▶ _DATA FOR THIS TASK_
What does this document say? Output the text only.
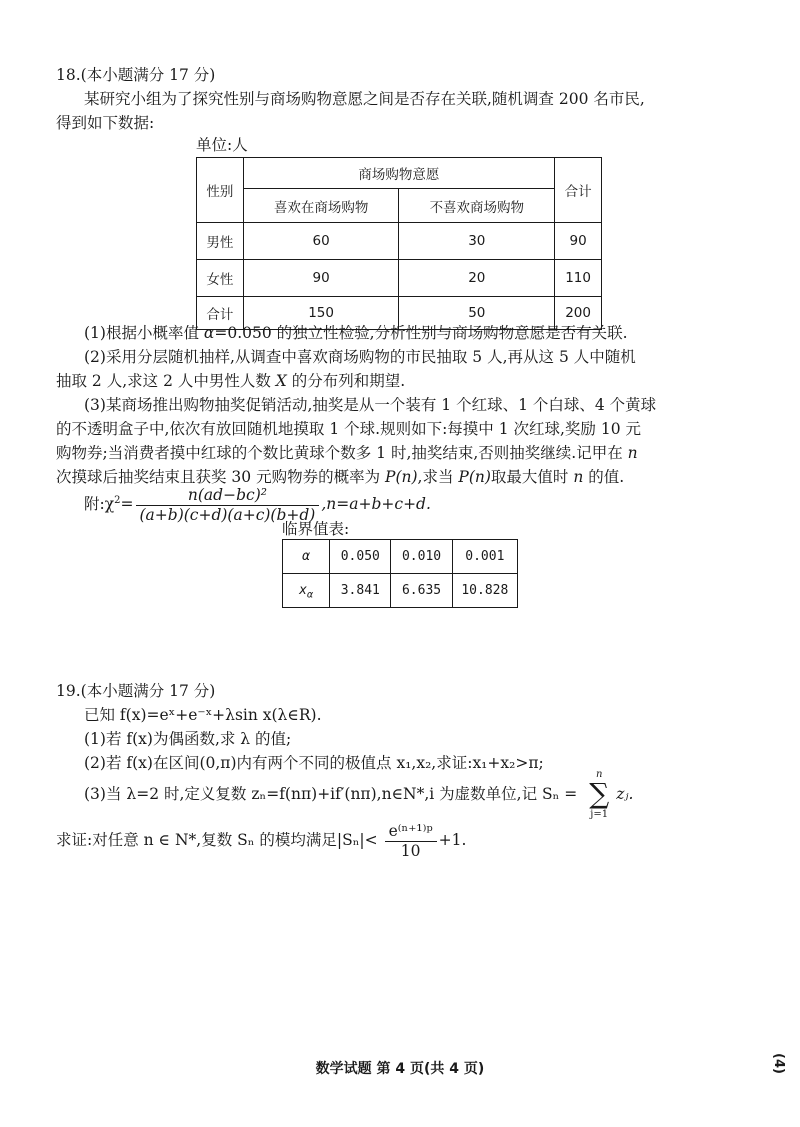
18.(本小题满分 17 分)
某研究小组为了探究性别与商场购物意愿之间是否存在关联,随机调查 200 名市民,
得到如下数据:
单位:人
性别	商场购物意愿		合计
	喜欢在商场购物	不喜欢商场购物	
男性	60	30	90
女性	90	20	110
合计	150	50	200
(1)根据小概率值 α=0.050 的独立性检验,分析性别与商场购物意愿是否有关联.
(2)采用分层随机抽样,从调查中喜欢商场购物的市民抽取 5 人,再从这 5 人中随机
抽取 2 人,求这 2 人中男性人数 X 的分布列和期望.
(3)某商场推出购物抽奖促销活动,抽奖是从一个装有 1 个红球、1 个白球、4 个黄球
的不透明盒子中,依次有放回随机地摸取 1 个球.规则如下:每摸中 1 次红球,奖励 10 元
购物券;当消费者摸中红球的个数比黄球个数多 1 时,抽奖结束,否则抽奖继续.记甲在 n
次摸球后抽奖结束且获奖 30 元购物券的概率为 P(n),求当 P(n)取最大值时 n 的值.
附$:\chi^2= \frac{\text{n(ad−bc)²}}{(a+b)(c+d)(a+c)(b+d)} ,n=a+b+c+d$.
临界值表:
α	0.050	0.010	0.001
$x_\alpha$	3.841	6.635	10.828
19.(本小题满分 17 分)
已知 f(x)=eˣ+e⁻ˣ+λsin x(λ∈R).
(1)若 f(x)为偶函数,求 λ 的值;
(2)若 f(x)在区间(0,π)内有两个不同的极值点 x₁,x₂,求证:x₁+x₂>π;
(3)当 λ=2 时,定义复数 zₙ=f(nπ)+if′(nπ),n∈N*,i 为虚数单位,记 Sₙ =
n
∑
j=1
zⱼ.
求证:对任意 n ∈ N*,复数 Sₙ 的模均满足$|S_n|< \frac{\text{e⁽ⁿ⁺¹⁾ᵖ}}{10} +1$.
数学试题 第 4 页(共 4 页)	(4)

▶ _WHAT THIS TASK INVOLVES_
Write out the full listing verbatim, excluding its pictures.

▶ _FINAL RESULT_
What does this document say? Output the text only.
18.(本小题满分 17 分)
某研究小组为了探究性别与商场购物意愿之间是否存在关联,随机调查 200 名市民,
得到如下数据:
单位:人
性别	商场购物意愿		合计
	喜欢在商场购物	不喜欢商场购物	
男性	60	30	90
女性	90	20	110
合计	150	50	200
(1)根据小概率值 α=0.050 的独立性检验,分析性别与商场购物意愿是否有关联.
(2)采用分层随机抽样,从调查中喜欢商场购物的市民抽取 5 人,再从这 5 人中随机
抽取 2 人,求这 2 人中男性人数 X 的分布列和期望.
(3)某商场推出购物抽奖促销活动,抽奖是从一个装有 1 个红球、1 个白球、4 个黄球
的不透明盒子中,依次有放回随机地摸取 1 个球.规则如下:每摸中 1 次红球,奖励 10 元
购物券;当消费者摸中红球的个数比黄球个数多 1 时,抽奖结束,否则抽奖继续.记甲在 n
次摸球后抽奖结束且获奖 30 元购物券的概率为 P(n),求当 P(n)取最大值时 n 的值.
附$:\chi^2= \frac{\text{n(ad−bc)²}}{(a+b)(c+d)(a+c)(b+d)} ,n=a+b+c+d$.
临界值表:
α	0.050	0.010	0.001
$x_\alpha$	3.841	6.635	10.828
19.(本小题满分 17 分)
已知 f(x)=eˣ+e⁻ˣ+λsin x(λ∈R).
(1)若 f(x)为偶函数,求 λ 的值;
(2)若 f(x)在区间(0,π)内有两个不同的极值点 x₁,x₂,求证:x₁+x₂>π;
(3)当 λ=2 时,定义复数 zₙ=f(nπ)+if′(nπ),n∈N*,i 为虚数单位,记 Sₙ =
n
∑
j=1
zⱼ.
求证:对任意 n ∈ N*,复数 Sₙ 的模均满足$|S_n|< \frac{\text{e⁽ⁿ⁺¹⁾ᵖ}}{10} +1$.
数学试题 第 4 页(共 4 页)	(4)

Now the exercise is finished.